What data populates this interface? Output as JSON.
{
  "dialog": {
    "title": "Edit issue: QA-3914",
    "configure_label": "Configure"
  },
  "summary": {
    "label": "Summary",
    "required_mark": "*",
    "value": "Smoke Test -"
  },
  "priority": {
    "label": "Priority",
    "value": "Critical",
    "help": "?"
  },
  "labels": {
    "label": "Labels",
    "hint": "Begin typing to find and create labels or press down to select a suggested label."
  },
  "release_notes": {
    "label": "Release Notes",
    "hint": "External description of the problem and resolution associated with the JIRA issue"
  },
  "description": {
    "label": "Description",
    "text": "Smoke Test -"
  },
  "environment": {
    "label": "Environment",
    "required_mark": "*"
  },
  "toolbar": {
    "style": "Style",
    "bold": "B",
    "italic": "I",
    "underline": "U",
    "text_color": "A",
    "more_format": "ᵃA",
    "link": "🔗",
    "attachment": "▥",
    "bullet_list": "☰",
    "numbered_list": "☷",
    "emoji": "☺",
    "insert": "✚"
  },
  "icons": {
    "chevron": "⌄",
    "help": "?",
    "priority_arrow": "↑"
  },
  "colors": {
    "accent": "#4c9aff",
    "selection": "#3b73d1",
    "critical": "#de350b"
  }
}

--------

# [What needs to be done]
Output all of the data above without any alteration.

# [Answer for the task]
What data populates this interface? Output as JSON.
{
  "dialog": {
    "title": "Edit issue: QA-3914",
    "configure_label": "Configure"
  },
  "summary": {
    "label": "Summary",
    "required_mark": "*",
    "value": "Smoke Test -"
  },
  "priority": {
    "label": "Priority",
    "value": "Critical",
    "help": "?"
  },
  "labels": {
    "label": "Labels",
    "hint": "Begin typing to find and create labels or press down to select a suggested label."
  },
  "release_notes": {
    "label": "Release Notes",
    "hint": "External description of the problem and resolution associated with the JIRA issue"
  },
  "description": {
    "label": "Description",
    "text": "Smoke Test -"
  },
  "environment": {
    "label": "Environment",
    "required_mark": "*"
  },
  "toolbar": {
    "style": "Style",
    "bold": "B",
    "italic": "I",
    "underline": "U",
    "text_color": "A",
    "more_format": "ᵃA",
    "link": "🔗",
    "attachment": "▥",
    "bullet_list": "☰",
    "numbered_list": "☷",
    "emoji": "☺",
    "insert": "✚"
  },
  "icons": {
    "chevron": "⌄",
    "help": "?",
    "priority_arrow": "↑"
  },
  "colors": {
    "accent": "#4c9aff",
    "selection": "#3b73d1",
    "critical": "#de350b"
  }
}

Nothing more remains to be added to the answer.